▶ _Task statement_
Copy out every line containing the word "数据库绝对不会死".
━━━━━━━━━━━━━━━━━━━━━━━━━━━━━━
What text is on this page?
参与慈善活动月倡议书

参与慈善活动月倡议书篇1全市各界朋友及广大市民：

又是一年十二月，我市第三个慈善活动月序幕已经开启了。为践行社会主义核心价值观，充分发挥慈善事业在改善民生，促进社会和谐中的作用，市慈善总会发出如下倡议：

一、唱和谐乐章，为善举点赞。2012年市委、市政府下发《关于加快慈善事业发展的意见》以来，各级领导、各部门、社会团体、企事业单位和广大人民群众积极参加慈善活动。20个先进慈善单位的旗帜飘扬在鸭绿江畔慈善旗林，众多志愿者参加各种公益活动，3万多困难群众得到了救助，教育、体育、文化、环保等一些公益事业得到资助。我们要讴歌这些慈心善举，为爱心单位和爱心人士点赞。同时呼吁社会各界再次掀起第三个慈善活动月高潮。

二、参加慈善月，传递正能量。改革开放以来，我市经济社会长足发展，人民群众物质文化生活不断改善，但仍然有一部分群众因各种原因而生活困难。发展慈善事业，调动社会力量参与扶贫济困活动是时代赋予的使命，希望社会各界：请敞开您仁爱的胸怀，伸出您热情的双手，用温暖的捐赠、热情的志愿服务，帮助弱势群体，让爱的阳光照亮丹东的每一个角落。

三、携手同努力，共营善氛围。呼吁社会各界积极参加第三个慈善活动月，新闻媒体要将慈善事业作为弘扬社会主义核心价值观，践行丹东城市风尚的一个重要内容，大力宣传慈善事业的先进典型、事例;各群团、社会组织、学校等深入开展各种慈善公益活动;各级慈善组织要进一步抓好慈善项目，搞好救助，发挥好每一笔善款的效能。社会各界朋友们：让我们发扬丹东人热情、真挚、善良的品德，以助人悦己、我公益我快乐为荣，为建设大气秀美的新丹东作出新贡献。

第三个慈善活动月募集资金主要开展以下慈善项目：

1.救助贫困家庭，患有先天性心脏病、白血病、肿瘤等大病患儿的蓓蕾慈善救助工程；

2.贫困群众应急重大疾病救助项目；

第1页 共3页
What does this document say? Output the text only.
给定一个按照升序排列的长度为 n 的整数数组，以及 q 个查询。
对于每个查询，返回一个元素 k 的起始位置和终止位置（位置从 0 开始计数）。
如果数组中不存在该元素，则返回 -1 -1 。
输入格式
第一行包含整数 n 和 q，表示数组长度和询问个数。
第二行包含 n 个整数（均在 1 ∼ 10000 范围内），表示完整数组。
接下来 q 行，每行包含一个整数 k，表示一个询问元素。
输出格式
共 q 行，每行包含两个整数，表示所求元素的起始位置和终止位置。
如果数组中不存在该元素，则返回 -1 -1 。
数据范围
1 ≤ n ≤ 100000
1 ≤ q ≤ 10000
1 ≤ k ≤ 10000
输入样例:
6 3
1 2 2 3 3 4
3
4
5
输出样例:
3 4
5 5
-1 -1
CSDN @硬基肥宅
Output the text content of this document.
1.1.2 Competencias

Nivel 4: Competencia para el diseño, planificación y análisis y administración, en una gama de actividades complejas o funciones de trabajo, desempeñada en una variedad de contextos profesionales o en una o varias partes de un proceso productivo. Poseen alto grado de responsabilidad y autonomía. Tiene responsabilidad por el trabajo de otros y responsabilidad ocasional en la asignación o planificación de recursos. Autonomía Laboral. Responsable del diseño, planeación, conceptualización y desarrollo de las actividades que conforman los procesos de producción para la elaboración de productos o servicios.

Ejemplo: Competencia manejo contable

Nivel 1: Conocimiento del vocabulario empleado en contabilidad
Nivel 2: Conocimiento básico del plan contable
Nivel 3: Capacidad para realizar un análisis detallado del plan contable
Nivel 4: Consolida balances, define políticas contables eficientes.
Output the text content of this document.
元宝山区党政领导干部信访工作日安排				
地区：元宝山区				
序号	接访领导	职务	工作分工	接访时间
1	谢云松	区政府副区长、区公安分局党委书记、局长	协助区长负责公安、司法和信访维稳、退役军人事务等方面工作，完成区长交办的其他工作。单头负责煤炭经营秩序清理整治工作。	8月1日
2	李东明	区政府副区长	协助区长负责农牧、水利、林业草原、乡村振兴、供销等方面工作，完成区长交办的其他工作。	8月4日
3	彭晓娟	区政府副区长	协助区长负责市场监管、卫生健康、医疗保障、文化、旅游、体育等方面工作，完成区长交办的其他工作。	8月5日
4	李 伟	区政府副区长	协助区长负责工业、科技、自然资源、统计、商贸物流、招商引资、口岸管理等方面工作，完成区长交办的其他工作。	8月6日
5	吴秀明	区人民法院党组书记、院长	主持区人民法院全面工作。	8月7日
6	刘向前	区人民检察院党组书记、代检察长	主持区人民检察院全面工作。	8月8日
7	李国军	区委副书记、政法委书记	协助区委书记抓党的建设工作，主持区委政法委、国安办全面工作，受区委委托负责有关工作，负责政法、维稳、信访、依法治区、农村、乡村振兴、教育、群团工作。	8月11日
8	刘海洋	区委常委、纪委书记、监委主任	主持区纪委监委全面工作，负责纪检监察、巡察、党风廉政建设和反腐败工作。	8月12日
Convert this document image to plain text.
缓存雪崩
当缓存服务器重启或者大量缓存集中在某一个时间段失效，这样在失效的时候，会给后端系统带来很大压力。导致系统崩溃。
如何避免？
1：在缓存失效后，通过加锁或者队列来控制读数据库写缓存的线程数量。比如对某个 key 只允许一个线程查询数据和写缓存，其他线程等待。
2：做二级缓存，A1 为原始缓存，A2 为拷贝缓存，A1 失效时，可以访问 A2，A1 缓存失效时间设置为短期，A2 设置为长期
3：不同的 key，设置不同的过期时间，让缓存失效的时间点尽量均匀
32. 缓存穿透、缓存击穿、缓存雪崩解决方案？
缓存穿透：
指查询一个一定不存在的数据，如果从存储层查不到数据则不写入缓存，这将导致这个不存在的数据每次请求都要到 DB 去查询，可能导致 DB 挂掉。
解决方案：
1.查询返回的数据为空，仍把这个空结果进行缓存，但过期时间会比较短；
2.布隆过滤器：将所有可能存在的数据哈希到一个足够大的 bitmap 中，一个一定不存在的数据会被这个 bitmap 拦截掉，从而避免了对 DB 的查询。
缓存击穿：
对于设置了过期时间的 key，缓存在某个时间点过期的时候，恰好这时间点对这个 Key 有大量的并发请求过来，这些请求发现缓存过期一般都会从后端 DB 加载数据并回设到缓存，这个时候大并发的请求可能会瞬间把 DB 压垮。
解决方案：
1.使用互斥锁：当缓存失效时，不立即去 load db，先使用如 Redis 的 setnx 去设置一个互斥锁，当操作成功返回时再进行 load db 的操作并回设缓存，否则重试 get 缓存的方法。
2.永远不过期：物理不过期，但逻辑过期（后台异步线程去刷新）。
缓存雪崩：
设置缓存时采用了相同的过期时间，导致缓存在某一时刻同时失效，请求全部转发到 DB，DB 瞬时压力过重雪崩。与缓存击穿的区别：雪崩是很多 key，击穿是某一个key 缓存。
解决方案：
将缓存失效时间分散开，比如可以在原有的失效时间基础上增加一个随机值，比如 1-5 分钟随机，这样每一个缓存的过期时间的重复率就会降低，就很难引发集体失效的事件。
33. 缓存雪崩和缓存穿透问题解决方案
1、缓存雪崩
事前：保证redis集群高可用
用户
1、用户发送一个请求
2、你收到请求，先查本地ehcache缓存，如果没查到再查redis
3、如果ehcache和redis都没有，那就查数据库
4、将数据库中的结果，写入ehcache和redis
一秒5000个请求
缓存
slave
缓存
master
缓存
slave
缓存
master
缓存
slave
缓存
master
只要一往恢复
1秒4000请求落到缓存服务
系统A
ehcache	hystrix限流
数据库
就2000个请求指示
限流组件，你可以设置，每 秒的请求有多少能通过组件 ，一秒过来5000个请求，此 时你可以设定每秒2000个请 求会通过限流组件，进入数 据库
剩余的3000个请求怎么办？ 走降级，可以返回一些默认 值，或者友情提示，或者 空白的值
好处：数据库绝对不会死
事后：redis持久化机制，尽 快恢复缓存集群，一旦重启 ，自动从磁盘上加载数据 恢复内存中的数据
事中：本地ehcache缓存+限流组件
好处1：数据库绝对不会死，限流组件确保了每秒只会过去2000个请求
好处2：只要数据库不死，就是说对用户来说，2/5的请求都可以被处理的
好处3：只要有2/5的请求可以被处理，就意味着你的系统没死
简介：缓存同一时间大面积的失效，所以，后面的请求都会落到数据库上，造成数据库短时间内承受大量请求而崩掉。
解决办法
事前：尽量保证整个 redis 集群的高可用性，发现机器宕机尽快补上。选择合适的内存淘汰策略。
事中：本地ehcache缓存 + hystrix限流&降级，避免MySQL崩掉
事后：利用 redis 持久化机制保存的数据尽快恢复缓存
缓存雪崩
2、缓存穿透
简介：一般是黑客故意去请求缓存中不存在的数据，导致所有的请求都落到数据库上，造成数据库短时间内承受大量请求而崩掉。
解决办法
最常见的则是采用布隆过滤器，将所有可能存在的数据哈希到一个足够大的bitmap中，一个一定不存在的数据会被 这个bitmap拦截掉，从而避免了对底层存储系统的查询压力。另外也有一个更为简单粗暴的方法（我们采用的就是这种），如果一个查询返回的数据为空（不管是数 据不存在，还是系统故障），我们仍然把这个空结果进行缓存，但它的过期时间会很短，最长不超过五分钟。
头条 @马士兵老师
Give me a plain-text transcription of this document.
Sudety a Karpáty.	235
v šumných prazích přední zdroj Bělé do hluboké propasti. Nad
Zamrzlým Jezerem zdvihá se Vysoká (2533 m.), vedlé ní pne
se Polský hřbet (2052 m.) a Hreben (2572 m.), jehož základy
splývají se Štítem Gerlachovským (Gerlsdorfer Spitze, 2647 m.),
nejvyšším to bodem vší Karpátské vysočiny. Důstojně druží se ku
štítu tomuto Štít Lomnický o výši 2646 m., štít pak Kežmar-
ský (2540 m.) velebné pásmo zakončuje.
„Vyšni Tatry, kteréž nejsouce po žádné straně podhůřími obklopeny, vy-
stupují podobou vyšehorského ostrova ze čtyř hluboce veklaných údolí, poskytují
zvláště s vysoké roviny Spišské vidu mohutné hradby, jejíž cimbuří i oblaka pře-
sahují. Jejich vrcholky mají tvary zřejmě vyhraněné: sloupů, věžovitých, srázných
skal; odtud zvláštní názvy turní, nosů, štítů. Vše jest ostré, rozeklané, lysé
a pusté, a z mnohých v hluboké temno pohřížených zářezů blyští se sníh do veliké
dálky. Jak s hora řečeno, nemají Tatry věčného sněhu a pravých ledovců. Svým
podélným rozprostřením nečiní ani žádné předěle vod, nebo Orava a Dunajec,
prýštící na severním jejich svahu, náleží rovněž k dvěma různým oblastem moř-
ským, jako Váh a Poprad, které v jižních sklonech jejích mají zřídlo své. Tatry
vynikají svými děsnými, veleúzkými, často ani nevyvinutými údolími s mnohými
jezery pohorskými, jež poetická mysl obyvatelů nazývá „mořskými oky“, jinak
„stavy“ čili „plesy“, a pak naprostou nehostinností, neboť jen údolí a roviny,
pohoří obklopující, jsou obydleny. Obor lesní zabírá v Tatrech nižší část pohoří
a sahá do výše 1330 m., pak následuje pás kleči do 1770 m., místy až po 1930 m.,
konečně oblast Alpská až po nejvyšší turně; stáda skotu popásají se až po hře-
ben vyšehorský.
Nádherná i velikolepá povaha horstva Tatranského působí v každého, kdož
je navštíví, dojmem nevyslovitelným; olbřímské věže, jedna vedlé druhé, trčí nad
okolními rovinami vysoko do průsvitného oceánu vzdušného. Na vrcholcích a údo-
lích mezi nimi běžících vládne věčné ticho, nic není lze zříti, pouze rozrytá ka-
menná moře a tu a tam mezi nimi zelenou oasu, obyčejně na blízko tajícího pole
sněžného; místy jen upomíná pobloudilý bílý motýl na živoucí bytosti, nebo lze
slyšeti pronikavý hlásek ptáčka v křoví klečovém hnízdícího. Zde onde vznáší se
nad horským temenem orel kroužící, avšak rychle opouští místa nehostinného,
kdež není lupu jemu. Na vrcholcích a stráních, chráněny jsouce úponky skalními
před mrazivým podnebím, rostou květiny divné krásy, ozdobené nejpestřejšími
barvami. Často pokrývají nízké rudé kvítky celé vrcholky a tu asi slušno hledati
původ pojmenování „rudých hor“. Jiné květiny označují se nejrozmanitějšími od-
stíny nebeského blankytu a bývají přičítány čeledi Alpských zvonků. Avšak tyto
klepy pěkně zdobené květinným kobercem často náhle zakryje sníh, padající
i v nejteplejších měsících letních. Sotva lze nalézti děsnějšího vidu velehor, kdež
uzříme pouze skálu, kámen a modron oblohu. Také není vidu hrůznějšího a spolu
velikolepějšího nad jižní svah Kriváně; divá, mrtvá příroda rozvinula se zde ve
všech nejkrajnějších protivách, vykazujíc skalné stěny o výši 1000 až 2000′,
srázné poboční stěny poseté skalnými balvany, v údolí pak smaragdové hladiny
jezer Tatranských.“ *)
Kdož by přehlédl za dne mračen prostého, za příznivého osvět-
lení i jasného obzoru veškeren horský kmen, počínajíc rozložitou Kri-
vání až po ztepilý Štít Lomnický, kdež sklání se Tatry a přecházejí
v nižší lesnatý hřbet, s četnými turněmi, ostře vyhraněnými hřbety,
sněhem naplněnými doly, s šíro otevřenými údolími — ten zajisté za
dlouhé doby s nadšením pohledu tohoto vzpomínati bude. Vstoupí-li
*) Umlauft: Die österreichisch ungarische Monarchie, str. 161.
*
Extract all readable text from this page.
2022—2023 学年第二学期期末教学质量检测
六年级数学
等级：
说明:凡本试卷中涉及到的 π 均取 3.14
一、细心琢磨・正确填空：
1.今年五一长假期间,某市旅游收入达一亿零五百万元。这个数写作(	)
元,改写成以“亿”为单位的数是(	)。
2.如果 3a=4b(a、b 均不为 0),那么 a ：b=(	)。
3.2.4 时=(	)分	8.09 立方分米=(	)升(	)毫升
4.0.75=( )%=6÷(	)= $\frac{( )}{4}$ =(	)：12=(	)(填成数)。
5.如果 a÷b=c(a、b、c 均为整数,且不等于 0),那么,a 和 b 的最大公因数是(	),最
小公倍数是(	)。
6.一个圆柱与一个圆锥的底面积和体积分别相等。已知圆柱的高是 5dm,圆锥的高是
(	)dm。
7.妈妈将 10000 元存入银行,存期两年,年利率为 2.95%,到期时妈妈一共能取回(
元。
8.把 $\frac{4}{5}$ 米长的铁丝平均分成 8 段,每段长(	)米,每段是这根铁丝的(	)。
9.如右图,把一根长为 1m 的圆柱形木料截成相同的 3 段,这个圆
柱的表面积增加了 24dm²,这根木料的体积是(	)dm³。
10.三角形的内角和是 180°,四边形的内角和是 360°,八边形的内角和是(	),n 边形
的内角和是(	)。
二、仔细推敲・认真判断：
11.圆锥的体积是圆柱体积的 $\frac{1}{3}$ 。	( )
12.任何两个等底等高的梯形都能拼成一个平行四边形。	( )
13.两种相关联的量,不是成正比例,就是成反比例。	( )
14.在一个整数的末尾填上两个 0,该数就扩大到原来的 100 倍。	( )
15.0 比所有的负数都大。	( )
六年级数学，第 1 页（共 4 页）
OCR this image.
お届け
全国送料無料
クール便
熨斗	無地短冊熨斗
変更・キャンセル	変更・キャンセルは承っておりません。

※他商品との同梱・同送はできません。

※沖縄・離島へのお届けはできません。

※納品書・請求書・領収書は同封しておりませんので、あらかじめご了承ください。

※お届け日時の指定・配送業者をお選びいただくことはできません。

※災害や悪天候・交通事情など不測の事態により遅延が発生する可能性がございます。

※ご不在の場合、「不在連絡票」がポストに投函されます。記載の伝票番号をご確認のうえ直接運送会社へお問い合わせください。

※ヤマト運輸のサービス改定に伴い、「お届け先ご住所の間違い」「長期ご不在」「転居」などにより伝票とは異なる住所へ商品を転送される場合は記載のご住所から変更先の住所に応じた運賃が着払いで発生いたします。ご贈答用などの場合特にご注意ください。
━━━━━━━━━━━━━━━━━━━━━━━━━━━━━━
▶ _Reply_
好处：数据库绝对不会死
好处1：数据库绝对不会死，限流组件确保了每秒只会过去2000个请求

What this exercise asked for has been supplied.